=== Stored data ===
>> Begin
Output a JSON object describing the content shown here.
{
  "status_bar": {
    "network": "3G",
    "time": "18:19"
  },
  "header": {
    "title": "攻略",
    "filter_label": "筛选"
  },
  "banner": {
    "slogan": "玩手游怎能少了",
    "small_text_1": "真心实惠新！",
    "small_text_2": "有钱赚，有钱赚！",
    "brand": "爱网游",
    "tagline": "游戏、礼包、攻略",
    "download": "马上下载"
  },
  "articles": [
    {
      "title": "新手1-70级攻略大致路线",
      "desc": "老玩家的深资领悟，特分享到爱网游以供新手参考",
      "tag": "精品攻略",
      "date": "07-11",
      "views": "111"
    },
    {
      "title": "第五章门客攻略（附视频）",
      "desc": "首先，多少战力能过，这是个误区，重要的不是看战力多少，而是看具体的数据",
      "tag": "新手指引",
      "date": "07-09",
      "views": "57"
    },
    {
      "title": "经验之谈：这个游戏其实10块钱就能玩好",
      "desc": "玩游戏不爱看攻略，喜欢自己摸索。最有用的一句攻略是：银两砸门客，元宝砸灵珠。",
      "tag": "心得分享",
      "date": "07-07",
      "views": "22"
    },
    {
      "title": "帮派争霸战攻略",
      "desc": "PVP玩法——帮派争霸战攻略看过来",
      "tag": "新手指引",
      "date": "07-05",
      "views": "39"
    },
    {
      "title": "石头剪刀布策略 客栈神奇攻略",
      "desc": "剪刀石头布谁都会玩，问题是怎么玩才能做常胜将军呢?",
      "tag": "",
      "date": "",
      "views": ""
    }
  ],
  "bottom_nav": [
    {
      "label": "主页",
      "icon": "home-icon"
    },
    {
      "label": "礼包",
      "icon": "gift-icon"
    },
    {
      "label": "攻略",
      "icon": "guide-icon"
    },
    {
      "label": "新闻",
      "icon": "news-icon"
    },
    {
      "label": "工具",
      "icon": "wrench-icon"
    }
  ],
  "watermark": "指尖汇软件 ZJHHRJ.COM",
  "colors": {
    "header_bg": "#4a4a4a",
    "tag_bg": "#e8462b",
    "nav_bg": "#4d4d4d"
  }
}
>> End
=== Task directions ===
Repeat all entries. Match them exactly.

=== Written reply ===
Output a JSON object describing the content shown here.
{
  "status_bar": {
    "network": "3G",
    "time": "18:19"
  },
  "header": {
    "title": "攻略",
    "filter_label": "筛选"
  },
  "banner": {
    "slogan": "玩手游怎能少了",
    "small_text_1": "真心实惠新！",
    "small_text_2": "有钱赚，有钱赚！",
    "brand": "爱网游",
    "tagline": "游戏、礼包、攻略",
    "download": "马上下载"
  },
  "articles": [
    {
      "title": "新手1-70级攻略大致路线",
      "desc": "老玩家的深资领悟，特分享到爱网游以供新手参考",
      "tag": "精品攻略",
      "date": "07-11",
      "views": "111"
    },
    {
      "title": "第五章门客攻略（附视频）",
      "desc": "首先，多少战力能过，这是个误区，重要的不是看战力多少，而是看具体的数据",
      "tag": "新手指引",
      "date": "07-09",
      "views": "57"
    },
    {
      "title": "经验之谈：这个游戏其实10块钱就能玩好",
      "desc": "玩游戏不爱看攻略，喜欢自己摸索。最有用的一句攻略是：银两砸门客，元宝砸灵珠。",
      "tag": "心得分享",
      "date": "07-07",
      "views": "22"
    },
    {
      "title": "帮派争霸战攻略",
      "desc": "PVP玩法——帮派争霸战攻略看过来",
      "tag": "新手指引",
      "date": "07-05",
      "views": "39"
    },
    {
      "title": "石头剪刀布策略 客栈神奇攻略",
      "desc": "剪刀石头布谁都会玩，问题是怎么玩才能做常胜将军呢?",
      "tag": "",
      "date": "",
      "views": ""
    }
  ],
  "bottom_nav": [
    {
      "label": "主页",
      "icon": "home-icon"
    },
    {
      "label": "礼包",
      "icon": "gift-icon"
    },
    {
      "label": "攻略",
      "icon": "guide-icon"
    },
    {
      "label": "新闻",
      "icon": "news-icon"
    },
    {
      "label": "工具",
      "icon": "wrench-icon"
    }
  ],
  "watermark": "指尖汇软件 ZJHHRJ.COM",
  "colors": {
    "header_bg": "#4a4a4a",
    "tag_bg": "#e8462b",
    "nav_bg": "#4d4d4d"
  }
}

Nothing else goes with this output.